Exercise instructions »
Out of all the lines below, count those with the word "Suggested". Give the number only.

Rows »
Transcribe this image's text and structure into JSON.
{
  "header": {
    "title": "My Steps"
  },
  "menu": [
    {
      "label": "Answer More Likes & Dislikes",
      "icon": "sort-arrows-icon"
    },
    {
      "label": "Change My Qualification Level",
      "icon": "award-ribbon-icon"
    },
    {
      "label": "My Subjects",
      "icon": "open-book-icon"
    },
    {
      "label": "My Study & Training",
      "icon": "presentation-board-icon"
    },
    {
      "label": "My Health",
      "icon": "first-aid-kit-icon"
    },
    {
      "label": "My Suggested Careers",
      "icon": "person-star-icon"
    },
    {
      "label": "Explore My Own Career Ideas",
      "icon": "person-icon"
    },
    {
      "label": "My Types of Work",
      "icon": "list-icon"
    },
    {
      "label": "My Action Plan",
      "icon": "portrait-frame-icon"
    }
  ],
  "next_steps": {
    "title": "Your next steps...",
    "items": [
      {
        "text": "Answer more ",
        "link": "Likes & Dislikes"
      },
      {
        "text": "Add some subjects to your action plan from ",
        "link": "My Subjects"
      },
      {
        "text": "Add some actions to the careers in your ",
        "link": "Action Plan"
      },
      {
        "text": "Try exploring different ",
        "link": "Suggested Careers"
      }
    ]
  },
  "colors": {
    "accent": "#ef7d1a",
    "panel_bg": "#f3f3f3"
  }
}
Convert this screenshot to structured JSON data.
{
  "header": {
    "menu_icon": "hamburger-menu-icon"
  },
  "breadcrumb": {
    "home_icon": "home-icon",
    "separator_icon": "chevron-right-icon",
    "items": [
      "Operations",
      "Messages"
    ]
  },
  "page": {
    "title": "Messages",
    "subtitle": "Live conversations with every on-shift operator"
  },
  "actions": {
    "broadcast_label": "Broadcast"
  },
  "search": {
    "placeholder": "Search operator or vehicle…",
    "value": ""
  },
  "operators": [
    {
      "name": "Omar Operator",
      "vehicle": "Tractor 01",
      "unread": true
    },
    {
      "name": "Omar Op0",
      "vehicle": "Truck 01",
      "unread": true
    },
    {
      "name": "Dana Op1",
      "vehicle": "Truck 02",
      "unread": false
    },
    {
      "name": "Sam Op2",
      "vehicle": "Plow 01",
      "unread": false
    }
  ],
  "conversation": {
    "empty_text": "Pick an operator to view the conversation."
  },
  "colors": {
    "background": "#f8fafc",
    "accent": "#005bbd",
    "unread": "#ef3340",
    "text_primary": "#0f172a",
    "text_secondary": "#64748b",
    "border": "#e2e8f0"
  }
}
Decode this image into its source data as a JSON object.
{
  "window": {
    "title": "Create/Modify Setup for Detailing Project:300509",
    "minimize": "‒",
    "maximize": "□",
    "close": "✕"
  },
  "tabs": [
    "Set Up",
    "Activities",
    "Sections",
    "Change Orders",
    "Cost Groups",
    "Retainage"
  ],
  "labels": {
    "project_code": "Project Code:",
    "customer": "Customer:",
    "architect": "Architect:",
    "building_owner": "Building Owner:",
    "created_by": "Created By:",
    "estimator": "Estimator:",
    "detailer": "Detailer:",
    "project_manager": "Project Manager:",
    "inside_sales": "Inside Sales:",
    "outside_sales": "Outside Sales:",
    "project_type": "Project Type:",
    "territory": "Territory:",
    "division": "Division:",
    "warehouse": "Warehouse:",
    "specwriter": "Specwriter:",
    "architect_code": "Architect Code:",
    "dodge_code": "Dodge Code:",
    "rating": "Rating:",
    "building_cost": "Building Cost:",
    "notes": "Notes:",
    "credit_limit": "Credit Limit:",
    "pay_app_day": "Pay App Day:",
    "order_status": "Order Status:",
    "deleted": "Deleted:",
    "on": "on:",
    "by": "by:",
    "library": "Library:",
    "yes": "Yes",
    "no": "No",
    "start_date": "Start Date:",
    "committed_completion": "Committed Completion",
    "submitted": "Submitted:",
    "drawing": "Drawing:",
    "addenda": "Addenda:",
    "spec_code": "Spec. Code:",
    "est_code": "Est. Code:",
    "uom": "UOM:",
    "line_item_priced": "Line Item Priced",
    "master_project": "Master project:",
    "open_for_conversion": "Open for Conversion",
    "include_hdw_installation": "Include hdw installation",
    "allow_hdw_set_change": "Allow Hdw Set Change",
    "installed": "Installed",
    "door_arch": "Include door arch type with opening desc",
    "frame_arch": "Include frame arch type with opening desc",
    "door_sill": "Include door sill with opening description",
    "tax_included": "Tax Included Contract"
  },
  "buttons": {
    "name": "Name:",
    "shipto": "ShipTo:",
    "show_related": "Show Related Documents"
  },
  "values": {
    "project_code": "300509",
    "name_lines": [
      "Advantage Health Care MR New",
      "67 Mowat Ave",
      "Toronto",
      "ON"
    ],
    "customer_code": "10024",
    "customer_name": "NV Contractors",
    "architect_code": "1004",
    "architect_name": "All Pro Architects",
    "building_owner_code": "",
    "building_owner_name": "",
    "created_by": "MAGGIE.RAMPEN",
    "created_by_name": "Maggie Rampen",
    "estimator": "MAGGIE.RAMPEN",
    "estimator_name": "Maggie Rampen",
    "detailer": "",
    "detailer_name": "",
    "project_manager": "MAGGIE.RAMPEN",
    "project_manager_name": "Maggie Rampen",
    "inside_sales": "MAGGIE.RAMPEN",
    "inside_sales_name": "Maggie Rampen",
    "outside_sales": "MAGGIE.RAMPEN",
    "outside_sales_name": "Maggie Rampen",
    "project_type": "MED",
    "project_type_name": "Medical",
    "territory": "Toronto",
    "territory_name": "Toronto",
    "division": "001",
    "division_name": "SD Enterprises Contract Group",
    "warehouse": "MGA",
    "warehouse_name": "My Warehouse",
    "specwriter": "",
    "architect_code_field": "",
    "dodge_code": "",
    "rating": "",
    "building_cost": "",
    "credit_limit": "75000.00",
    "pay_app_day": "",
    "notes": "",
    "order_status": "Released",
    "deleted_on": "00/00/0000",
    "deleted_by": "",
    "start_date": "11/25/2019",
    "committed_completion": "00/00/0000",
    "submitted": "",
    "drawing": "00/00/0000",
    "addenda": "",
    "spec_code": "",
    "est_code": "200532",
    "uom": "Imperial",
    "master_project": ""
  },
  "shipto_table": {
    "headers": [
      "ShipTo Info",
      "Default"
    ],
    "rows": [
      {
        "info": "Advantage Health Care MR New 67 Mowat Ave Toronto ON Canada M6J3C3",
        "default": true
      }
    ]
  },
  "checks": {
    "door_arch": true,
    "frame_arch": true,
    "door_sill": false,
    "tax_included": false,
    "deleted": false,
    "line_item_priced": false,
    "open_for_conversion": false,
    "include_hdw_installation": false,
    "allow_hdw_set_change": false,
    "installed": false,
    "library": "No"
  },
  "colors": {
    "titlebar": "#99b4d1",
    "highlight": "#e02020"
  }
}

Written answer »
2